§ The data:
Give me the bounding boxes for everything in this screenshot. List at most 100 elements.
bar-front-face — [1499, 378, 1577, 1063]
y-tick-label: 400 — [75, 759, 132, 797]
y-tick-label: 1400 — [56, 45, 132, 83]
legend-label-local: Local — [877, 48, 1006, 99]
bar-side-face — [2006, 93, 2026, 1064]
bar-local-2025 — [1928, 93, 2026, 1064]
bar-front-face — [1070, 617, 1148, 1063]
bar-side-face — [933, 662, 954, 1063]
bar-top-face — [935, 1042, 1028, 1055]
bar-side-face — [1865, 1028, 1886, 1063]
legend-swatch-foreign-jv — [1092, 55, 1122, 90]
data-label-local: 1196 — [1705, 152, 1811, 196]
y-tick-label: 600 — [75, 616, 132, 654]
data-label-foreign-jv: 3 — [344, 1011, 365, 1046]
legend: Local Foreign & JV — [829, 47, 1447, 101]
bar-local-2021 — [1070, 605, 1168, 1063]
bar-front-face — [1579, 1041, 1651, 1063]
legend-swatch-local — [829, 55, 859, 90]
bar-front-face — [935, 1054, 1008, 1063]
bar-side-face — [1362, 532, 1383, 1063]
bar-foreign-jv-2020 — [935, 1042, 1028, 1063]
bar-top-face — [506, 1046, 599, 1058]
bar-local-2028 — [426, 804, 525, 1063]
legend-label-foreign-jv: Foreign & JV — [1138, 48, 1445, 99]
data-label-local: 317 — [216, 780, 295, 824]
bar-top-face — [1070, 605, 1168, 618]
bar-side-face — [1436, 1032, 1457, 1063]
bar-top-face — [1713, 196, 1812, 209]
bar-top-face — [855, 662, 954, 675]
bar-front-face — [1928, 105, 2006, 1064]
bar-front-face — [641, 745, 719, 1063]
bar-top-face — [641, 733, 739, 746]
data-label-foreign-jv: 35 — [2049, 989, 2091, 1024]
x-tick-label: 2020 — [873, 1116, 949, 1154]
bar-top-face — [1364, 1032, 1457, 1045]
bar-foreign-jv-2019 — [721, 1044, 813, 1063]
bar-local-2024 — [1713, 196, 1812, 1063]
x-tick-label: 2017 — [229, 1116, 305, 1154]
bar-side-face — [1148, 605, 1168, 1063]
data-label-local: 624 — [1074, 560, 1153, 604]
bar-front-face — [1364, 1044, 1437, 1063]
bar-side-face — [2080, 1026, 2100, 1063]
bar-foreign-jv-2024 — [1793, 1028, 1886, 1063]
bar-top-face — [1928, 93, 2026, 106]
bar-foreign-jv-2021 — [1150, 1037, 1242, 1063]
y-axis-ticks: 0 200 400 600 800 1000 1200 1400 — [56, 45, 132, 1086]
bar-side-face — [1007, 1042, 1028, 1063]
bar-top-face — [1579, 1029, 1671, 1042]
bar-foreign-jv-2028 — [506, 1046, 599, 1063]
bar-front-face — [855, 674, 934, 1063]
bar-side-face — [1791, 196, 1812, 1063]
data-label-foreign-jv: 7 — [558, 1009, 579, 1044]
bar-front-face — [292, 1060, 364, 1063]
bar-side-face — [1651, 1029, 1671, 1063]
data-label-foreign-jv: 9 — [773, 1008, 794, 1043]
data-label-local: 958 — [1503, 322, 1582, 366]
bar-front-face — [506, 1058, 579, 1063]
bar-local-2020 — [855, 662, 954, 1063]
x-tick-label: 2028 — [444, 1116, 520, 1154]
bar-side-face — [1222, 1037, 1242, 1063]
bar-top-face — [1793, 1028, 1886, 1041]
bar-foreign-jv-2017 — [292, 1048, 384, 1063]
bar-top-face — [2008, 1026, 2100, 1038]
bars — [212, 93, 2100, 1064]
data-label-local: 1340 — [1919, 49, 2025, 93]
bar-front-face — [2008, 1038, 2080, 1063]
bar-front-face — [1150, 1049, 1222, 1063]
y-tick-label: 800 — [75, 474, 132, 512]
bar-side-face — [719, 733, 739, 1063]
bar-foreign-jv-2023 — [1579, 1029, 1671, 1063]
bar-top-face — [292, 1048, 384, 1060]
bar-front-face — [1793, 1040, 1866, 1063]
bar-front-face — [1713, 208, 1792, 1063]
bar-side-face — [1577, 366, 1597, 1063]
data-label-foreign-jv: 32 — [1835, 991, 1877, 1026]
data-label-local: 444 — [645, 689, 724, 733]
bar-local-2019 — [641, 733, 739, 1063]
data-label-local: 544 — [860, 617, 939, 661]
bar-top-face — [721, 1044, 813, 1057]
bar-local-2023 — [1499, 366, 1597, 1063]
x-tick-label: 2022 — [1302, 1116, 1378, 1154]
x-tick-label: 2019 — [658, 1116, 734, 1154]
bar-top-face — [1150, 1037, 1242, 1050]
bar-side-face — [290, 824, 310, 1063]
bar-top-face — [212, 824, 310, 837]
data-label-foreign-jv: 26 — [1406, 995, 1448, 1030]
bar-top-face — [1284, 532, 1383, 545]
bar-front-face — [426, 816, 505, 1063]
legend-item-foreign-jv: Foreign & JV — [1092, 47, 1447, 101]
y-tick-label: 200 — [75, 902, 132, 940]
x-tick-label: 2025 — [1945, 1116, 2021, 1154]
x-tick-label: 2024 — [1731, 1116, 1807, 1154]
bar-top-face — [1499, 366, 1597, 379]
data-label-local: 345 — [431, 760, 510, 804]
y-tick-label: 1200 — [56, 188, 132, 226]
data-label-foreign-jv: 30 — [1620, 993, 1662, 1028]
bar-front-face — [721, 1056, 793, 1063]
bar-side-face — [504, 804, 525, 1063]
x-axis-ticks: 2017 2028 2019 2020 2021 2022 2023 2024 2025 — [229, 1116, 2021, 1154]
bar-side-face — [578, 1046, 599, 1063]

§ To do: Could you return, word for word, the items from the start of the records through the line holding "bar-local-2028 — [426, 804, 525, 1063]", inclusive?

§ Answer to the task:
Give me the bounding boxes for everything in this screenshot. List at most 100 elements.
bar-front-face — [1499, 378, 1577, 1063]
y-tick-label: 400 — [75, 759, 132, 797]
y-tick-label: 1400 — [56, 45, 132, 83]
legend-label-local: Local — [877, 48, 1006, 99]
bar-side-face — [2006, 93, 2026, 1064]
bar-local-2025 — [1928, 93, 2026, 1064]
bar-front-face — [1070, 617, 1148, 1063]
bar-side-face — [933, 662, 954, 1063]
bar-top-face — [935, 1042, 1028, 1055]
bar-side-face — [1865, 1028, 1886, 1063]
legend-swatch-foreign-jv — [1092, 55, 1122, 90]
data-label-local: 1196 — [1705, 152, 1811, 196]
y-tick-label: 600 — [75, 616, 132, 654]
data-label-foreign-jv: 3 — [344, 1011, 365, 1046]
legend: Local Foreign & JV — [829, 47, 1447, 101]
bar-local-2021 — [1070, 605, 1168, 1063]
bar-front-face — [1579, 1041, 1651, 1063]
legend-swatch-local — [829, 55, 859, 90]
bar-front-face — [935, 1054, 1008, 1063]
bar-side-face — [1362, 532, 1383, 1063]
bar-foreign-jv-2020 — [935, 1042, 1028, 1063]
bar-top-face — [506, 1046, 599, 1058]
bar-local-2028 — [426, 804, 525, 1063]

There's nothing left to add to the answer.